◆ **Task goal**: Below are records. Copy every line with "name" in it.

Records about charts and figures:
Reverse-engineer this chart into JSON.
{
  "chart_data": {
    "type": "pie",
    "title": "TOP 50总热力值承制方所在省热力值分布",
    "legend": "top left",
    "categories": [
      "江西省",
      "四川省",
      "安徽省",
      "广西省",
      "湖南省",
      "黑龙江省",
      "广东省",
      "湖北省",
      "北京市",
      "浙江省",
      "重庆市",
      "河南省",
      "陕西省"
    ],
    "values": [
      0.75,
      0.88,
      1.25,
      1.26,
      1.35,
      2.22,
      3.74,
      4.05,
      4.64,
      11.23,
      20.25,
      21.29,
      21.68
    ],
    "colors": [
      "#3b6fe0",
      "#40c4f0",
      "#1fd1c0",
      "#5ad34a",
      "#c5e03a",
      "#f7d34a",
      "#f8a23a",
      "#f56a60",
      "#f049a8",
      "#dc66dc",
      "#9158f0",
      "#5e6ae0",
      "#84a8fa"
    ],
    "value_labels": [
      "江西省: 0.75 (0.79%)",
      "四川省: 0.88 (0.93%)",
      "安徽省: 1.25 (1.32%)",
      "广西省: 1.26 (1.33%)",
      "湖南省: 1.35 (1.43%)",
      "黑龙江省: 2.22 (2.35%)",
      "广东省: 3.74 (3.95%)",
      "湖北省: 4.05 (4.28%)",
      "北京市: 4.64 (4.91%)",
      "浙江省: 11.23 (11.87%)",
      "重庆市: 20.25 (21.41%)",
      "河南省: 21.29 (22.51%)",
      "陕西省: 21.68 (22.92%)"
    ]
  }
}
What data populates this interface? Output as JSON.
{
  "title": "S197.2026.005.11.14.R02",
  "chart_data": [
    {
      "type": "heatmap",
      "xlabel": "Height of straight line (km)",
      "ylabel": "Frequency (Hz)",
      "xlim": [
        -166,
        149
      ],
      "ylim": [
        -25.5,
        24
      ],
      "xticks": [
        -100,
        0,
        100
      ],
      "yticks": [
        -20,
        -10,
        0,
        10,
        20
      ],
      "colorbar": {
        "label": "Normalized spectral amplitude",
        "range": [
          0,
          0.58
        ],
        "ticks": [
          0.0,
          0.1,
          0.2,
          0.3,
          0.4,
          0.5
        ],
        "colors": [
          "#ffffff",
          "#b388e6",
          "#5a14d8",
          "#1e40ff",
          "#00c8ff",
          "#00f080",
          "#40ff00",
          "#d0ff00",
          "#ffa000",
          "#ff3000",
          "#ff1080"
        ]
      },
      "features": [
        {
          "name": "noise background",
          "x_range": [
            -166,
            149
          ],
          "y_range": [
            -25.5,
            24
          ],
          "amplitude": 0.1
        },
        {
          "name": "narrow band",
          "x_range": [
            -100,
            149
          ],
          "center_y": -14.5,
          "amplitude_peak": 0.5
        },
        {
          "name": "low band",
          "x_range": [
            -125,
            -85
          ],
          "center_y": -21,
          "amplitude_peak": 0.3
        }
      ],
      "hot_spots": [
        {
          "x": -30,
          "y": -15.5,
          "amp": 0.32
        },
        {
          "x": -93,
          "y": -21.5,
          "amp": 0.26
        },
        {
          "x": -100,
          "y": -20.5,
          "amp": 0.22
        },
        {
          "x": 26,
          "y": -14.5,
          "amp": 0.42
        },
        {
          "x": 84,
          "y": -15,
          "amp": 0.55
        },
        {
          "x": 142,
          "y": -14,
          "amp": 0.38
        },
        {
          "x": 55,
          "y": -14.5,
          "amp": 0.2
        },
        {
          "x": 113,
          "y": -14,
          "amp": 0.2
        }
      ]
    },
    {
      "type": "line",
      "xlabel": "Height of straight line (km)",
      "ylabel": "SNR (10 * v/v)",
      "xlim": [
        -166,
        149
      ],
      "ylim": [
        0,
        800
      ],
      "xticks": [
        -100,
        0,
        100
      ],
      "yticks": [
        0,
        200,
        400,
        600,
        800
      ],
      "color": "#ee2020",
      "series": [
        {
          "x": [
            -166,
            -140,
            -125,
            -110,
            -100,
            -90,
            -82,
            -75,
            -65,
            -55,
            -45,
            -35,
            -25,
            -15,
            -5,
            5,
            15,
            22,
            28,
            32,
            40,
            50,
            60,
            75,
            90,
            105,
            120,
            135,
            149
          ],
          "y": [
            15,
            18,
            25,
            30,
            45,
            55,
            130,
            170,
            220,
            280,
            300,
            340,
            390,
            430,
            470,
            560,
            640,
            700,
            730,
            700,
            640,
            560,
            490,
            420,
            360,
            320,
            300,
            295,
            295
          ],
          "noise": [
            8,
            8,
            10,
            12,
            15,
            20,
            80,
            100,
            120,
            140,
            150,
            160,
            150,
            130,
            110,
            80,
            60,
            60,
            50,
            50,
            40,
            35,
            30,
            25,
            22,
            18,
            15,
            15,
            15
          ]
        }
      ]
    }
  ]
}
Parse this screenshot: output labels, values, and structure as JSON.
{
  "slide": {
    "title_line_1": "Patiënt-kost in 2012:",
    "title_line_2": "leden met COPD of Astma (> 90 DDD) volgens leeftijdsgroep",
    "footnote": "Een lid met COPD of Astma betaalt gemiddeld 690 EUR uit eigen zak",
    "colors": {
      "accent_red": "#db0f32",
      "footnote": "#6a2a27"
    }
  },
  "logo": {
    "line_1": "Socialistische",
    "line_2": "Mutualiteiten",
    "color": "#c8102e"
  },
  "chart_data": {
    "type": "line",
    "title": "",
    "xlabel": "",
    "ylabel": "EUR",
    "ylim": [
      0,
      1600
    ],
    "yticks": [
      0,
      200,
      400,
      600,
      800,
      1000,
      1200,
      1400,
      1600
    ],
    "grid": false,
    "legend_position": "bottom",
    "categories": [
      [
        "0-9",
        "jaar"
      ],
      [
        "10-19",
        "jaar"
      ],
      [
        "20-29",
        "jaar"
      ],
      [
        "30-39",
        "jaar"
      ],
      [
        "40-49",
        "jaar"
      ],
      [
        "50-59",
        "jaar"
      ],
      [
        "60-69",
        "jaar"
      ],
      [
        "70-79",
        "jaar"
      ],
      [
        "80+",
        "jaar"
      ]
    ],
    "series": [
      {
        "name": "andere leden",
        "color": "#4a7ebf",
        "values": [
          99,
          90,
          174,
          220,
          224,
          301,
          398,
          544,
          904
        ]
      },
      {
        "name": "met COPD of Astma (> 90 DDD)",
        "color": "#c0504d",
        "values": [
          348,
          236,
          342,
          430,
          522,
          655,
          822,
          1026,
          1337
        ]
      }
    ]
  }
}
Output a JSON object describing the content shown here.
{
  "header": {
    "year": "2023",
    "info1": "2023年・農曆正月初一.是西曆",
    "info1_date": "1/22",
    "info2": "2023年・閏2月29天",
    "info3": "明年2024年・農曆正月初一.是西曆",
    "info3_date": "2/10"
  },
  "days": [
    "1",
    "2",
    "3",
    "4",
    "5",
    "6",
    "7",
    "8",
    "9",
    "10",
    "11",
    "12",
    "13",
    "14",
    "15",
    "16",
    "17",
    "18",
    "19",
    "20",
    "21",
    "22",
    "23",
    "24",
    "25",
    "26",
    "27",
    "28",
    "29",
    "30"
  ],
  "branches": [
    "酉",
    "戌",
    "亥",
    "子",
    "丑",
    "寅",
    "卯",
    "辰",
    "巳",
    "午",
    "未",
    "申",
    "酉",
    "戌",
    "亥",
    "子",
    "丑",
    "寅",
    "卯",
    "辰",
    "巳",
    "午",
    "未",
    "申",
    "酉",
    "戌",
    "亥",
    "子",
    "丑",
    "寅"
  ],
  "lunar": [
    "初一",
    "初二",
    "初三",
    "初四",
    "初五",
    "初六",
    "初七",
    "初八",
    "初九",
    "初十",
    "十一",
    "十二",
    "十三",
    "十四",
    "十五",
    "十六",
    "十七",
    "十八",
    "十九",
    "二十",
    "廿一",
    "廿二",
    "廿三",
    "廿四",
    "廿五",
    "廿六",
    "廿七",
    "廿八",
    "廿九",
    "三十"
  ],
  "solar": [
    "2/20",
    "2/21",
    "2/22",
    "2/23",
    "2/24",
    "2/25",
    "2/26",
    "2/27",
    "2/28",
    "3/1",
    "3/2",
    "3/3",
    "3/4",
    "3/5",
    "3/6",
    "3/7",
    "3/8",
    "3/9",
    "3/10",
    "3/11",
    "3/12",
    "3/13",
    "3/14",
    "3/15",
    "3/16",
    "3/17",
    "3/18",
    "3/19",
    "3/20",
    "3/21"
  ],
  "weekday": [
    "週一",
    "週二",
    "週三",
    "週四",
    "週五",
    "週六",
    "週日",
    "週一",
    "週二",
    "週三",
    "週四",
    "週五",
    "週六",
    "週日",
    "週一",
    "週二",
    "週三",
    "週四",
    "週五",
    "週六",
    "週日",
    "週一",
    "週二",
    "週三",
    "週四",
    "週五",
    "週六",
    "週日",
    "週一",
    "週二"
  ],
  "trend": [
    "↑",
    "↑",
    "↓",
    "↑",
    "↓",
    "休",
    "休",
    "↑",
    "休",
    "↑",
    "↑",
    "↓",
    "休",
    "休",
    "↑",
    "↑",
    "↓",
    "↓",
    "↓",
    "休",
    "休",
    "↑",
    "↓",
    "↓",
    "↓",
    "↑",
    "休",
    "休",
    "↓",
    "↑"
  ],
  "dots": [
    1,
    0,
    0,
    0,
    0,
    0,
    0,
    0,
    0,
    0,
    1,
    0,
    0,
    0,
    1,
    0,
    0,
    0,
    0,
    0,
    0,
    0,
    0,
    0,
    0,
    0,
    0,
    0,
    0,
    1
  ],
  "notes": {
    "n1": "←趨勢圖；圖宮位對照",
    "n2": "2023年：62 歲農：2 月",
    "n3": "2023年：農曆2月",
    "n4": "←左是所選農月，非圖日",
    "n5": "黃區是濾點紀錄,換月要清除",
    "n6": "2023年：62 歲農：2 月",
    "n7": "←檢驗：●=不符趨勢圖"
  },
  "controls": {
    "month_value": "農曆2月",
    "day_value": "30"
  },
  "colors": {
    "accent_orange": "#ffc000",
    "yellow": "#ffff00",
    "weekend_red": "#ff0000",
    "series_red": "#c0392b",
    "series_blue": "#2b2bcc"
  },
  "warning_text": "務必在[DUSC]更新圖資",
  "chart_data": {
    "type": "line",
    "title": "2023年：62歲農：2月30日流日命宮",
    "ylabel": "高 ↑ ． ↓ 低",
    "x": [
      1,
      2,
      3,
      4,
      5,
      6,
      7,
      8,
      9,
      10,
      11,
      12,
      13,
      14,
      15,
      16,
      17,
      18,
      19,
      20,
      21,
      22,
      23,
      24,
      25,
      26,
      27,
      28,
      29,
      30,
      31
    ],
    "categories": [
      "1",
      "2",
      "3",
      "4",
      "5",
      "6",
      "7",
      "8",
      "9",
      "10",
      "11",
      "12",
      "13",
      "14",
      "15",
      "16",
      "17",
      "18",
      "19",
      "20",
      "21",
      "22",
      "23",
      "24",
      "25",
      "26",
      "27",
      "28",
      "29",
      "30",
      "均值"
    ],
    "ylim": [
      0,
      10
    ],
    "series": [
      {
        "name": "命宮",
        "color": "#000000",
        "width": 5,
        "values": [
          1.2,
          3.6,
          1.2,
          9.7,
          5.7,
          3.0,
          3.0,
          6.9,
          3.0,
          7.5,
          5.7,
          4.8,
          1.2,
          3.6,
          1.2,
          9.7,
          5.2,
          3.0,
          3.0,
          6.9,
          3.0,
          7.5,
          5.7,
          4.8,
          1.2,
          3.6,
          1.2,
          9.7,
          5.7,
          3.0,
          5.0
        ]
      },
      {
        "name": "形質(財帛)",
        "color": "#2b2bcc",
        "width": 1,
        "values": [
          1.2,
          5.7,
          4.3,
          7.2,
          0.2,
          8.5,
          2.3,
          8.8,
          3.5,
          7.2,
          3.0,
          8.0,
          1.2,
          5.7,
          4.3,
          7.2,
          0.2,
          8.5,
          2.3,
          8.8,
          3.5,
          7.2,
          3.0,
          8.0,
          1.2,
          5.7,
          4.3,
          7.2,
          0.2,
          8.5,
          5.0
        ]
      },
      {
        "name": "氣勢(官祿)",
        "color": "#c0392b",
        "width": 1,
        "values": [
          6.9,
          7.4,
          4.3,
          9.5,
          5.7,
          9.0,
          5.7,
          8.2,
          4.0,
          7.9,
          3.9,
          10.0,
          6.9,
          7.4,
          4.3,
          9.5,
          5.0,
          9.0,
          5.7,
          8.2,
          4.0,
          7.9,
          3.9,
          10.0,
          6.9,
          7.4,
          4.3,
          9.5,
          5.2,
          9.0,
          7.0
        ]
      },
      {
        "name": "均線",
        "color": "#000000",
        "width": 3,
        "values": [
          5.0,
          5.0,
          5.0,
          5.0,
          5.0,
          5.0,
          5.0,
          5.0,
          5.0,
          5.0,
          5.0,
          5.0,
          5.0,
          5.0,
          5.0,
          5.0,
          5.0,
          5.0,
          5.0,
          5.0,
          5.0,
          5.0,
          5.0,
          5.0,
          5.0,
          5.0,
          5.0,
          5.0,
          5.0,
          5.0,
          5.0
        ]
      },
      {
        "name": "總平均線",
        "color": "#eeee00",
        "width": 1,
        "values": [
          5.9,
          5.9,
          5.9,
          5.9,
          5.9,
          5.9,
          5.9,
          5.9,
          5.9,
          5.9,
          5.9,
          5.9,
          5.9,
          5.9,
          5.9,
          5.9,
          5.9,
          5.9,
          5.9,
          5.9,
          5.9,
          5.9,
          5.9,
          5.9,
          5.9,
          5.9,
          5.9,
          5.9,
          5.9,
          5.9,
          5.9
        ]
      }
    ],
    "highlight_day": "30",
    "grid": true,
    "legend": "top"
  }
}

◆ **Answer to the exercise**:
          "name": "noise background",
          "name": "narrow band",
          "name": "low band",
        "name": "andere leden",
        "name": "met COPD of Astma (> 90 DDD)",
        "name": "命宮",
        "name": "形質(財帛)",
        "name": "氣勢(官祿)",
        "name": "均線",
        "name": "總平均線",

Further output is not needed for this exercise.